[Passage provided start]
The second level of complexity comes from variability. A bit array doesn't vary, every bit is in the same place. A string varies. Anything that can vary causes complexity; more varying, more complexity. This applies to the data format and the data.

The third level of complexity comes from features. Every feature is a new thing that has to be parsed and then affects some code somewhere, the result of which affects more parsing and code. The more features and options there are, the more complexity.

"Why does it seem easier in high-level languages?" High-level languages have slowly had their bugs stripped out, and give you features that are rarer in low-level languages. You literally aren't writing the same routines in high-level languages because you don't need to. If you had to do all the same things, you'd have the same bugs. And a lot of newbies simply are lucky and don't personally run into the bugs that are already there.


>"Why does it seem easier in high-level languages?" High-level languages have slowly had their bugs stripped out, and give you features that are rarer in low-level languages. You literally aren't writing the same routines in high-level languages because you don't need to. If you had to do all the same things, you'd have the same bugs. And a lot of newbies simply are lucky and don't personally run into the bugs that are already there.

Which bugs precisely are you talking about?

Sane string implementation, so instead of performing some shenanigans with buffers to concat two strings, I can just "a" + "b"?

>If you had to do all the same things, you'd have the same bugs.

Why in lower level languages people cannot write some handy abstractions which will result in better security and dev. experience?
[Passage provided end]
> _Requirements_:
- a) From the forum thread on complexity in programming languages, write out the portion between "Which bugs precisely" and "and dev. experience?", inclusive.
- b) Render this sentence from the forum thread on complexity in programming languages into Spanish: "You literally aren't writing the same routines in high-level languages because you don't need to."
- c) Carry on the forum thread about why high-level languages seem easier, beginning right after its final question.
[Dataset rows start]
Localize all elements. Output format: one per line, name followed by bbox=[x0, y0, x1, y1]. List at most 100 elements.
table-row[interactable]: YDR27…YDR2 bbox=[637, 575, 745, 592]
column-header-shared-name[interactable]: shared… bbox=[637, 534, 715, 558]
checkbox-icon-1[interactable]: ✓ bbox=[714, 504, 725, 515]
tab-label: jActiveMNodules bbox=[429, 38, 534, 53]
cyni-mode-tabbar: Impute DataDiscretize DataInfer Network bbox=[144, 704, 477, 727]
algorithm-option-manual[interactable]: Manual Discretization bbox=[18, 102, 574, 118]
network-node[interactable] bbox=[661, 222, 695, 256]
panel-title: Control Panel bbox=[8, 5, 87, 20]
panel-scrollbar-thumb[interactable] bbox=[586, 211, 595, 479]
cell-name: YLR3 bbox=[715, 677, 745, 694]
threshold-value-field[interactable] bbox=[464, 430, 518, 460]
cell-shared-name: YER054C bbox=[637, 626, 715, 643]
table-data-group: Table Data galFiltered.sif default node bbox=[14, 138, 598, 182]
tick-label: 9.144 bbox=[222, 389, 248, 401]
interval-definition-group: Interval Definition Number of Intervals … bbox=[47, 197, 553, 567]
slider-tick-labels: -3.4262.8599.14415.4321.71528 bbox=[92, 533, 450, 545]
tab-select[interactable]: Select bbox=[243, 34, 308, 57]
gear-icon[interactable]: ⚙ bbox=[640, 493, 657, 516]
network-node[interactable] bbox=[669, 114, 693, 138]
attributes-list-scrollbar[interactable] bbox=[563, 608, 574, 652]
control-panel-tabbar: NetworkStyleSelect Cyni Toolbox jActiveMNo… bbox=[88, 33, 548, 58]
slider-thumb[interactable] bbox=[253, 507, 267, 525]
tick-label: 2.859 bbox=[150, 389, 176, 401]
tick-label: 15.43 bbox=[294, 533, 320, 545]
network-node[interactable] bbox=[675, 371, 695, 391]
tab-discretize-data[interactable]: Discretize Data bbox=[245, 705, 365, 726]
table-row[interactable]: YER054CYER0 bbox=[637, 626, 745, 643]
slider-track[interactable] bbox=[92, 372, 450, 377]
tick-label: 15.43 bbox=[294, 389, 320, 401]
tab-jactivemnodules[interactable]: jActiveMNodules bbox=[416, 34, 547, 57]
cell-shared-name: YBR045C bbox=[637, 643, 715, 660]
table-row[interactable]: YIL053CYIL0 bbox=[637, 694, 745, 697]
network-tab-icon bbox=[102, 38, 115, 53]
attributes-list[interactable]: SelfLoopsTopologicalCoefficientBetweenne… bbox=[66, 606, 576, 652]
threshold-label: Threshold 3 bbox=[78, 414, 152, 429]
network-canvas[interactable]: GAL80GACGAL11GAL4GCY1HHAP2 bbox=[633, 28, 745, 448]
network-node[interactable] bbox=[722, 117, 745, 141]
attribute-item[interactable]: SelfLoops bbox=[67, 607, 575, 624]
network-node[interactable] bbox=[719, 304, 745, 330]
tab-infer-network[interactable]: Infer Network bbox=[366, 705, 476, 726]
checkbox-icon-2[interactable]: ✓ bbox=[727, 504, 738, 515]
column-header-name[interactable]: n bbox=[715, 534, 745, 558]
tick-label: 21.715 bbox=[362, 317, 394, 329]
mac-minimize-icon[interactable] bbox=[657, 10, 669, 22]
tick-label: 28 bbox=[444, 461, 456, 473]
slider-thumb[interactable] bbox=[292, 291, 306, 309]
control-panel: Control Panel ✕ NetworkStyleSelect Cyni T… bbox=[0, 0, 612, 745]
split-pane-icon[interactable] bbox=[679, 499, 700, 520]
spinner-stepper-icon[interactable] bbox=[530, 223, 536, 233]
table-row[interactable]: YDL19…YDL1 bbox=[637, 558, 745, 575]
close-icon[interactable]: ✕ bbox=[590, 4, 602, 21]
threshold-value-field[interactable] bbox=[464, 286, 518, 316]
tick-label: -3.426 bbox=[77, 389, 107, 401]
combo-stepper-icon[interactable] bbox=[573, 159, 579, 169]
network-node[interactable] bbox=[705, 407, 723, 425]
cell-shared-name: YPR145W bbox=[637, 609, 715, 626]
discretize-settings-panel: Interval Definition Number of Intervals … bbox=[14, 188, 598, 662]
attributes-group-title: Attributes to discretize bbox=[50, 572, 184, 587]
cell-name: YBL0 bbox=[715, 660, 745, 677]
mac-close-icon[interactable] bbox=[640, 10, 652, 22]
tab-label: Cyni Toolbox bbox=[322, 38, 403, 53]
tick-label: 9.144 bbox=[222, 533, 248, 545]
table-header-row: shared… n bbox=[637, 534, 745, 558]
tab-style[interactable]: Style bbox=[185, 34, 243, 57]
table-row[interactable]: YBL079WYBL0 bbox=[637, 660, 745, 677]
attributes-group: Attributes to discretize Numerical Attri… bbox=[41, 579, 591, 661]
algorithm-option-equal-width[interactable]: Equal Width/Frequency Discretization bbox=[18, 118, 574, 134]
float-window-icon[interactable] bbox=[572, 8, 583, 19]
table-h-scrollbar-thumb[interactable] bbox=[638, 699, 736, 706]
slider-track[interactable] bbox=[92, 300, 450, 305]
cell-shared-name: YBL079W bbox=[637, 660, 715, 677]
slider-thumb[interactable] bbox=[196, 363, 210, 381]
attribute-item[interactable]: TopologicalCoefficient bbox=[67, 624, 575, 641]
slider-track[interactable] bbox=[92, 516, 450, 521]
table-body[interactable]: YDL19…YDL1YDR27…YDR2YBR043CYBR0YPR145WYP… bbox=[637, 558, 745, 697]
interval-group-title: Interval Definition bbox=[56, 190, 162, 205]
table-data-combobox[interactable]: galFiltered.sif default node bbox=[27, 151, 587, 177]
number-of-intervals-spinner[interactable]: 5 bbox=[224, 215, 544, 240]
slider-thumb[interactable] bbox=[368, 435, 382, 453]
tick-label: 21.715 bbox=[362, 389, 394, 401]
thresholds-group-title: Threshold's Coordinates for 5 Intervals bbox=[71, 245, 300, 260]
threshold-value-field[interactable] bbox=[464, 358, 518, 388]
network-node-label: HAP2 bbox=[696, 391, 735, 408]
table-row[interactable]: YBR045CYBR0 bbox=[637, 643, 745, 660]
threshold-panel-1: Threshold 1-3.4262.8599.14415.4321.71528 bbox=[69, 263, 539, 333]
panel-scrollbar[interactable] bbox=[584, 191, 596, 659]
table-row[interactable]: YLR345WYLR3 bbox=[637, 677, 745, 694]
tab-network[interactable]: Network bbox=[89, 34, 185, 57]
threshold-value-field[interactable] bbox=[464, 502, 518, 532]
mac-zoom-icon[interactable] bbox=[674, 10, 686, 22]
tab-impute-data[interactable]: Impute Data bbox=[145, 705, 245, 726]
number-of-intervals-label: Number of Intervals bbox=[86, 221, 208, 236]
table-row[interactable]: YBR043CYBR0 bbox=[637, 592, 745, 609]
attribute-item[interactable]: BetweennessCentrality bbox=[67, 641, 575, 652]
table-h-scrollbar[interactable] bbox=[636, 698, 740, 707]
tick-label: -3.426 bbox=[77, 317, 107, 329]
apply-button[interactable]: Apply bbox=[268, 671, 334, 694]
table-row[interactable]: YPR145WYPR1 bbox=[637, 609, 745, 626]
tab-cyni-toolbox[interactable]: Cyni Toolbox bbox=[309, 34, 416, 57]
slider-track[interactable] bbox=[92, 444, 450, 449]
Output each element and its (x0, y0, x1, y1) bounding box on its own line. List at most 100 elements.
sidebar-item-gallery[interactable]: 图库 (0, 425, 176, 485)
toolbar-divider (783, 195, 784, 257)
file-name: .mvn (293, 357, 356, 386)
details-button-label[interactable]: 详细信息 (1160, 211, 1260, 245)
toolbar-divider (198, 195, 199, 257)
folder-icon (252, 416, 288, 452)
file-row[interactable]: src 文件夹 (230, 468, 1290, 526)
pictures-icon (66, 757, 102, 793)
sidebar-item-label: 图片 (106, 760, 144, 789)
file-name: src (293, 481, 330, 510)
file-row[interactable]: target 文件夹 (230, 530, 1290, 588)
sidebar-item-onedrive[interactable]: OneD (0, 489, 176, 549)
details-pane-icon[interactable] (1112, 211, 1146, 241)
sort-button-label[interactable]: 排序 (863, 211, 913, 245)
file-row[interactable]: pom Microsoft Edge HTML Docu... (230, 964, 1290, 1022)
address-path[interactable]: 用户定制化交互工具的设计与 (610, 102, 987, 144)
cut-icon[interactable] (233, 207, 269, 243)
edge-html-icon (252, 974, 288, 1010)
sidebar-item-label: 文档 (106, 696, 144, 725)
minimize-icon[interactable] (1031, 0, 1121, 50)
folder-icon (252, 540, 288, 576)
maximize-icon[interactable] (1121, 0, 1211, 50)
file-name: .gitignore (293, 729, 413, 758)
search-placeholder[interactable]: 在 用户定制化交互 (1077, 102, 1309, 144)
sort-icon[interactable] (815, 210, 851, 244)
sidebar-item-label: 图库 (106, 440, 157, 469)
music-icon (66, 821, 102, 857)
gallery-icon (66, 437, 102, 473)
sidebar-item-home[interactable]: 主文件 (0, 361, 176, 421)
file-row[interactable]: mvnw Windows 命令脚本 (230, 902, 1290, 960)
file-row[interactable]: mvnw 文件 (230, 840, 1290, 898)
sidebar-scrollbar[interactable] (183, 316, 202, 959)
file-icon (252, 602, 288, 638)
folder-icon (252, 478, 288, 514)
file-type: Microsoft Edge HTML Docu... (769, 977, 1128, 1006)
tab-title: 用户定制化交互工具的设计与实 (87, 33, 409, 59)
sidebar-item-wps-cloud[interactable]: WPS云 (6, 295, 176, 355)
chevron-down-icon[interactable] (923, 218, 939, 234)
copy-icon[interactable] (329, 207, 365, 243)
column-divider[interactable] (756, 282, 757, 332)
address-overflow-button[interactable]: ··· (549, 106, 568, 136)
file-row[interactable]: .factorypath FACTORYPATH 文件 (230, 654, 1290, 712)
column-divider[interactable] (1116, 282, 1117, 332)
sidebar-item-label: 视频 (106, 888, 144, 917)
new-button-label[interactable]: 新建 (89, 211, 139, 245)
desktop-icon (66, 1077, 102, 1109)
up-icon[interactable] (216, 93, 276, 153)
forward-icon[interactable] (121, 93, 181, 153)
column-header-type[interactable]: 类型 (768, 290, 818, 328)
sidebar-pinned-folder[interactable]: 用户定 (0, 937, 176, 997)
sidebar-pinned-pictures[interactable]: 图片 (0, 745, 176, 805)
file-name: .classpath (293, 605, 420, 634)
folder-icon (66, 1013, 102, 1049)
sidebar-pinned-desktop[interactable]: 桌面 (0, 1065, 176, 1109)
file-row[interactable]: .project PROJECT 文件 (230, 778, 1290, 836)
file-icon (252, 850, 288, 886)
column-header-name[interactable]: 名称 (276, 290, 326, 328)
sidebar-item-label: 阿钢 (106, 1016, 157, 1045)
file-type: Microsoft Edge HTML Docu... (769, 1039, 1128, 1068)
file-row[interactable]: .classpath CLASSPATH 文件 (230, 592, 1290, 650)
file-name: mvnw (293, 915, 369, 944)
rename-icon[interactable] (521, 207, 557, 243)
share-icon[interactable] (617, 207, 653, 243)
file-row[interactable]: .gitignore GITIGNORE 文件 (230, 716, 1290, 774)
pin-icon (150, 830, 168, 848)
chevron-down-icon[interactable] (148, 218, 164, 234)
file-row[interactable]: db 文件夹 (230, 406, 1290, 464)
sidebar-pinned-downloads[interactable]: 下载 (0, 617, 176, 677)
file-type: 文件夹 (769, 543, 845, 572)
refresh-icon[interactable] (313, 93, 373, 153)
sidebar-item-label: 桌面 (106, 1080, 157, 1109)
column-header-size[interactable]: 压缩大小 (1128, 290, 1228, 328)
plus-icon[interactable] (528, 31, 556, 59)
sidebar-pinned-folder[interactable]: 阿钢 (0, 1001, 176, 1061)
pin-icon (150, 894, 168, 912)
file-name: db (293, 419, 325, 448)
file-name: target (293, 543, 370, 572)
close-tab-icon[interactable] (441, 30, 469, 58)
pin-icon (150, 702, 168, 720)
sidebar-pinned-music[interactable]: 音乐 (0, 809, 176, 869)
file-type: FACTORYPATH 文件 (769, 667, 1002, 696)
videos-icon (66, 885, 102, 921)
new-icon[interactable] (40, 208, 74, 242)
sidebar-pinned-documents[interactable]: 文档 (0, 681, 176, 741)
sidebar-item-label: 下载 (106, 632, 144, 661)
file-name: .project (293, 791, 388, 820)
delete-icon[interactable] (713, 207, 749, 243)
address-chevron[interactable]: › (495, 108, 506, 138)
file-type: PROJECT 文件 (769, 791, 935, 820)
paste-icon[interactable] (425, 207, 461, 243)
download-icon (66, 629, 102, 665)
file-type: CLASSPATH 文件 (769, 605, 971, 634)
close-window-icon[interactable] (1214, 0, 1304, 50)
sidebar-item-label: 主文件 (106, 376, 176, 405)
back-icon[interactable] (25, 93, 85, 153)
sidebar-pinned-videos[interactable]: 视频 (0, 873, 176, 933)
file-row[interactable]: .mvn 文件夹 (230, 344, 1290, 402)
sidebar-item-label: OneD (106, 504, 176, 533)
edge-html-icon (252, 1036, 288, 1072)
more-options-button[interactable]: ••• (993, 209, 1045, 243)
[Dataset rows end]
> _Outputs for the tasks_:
- a)
Which bugs precisely are you talking about?

Sane string implementation, so instead of performing some shenanigans with buffers to concat two strings, I can just "a" + "b"?

>If you had to do all the same things, you'd have the same bugs.

Why in lower level languages people cannot write some handy abstractions which will result in better security and dev. experience?

- b) Literalmente no estás escribiendo las mismas rutinas en los lenguajes de alto nivel porque no necesitas hacerlo.

- c)
>Sane string implementation, so instead of performing some shenanigans with buffers to concat two strings, I can just "a" + "b"?

Because system language users care about what happens when you do that. Where is it being allocated? What happens to the original strings? And a lot of other questions that relate to memory management. These languages are faster in part because of the control you get over allocations.

In C++ one could use a vector<char> to build a temporary string (or use stringstream for a fancier interface), but that also means that whenever something is appended to it, it must check the container capacity to handle possible reallocations, etc. Very similar to how most high level languages handle strings. But that comes at a cost.

A common C pattern is to simply receive a pointer to a block of memory to use for the string, write to that and null terminate it. If the buffer size is insufficient, it will stop writing but continue parsing so it can return the size of the required buffer so the user can allocate that and call the function again. Most libraries avoid allocating stuff on behalf of the user. On the common case (buffer size is enough), it'll be much faster as no heap memory needs be allocated, moved around, etc.


What is a string? A series of bytes? Characters? What locale is being used? What are you assigning it to? What's dealing with memory? What happens when you leave current scope? What if the two strings aren't the same type, or one or both of them contains "binary" (and what is binary)? What are you doing with the string? Does your language have a bunch of fancy features like calculating length, taking slices, copying? Are you going to read character by character, or use a regex? Are you going to implement a state machine, linked list, hash, sorting algorithm, objects/classes? For any of the functions you'll be passing this data to, will they ever expect some specific type, much less encoding, specific character set, or length? Do you need to use "safe" functions "safely"? What do you do about 3rd party libraries, external applications, network sockets? Are your operations thread-safe and concurrent?

Higher-level languages, being, you know, higher-level, have a barrage of subtly difficult and uninteresting crap taken care of for you. Sure, you could "write some handy abstractions which will result in better security and dev. experience". And you would end up with.... a high-level language. But it would be slow, fat, and there'd be a dozen things you just couldn't do. Kernels and crypto pretty much need to be low-level.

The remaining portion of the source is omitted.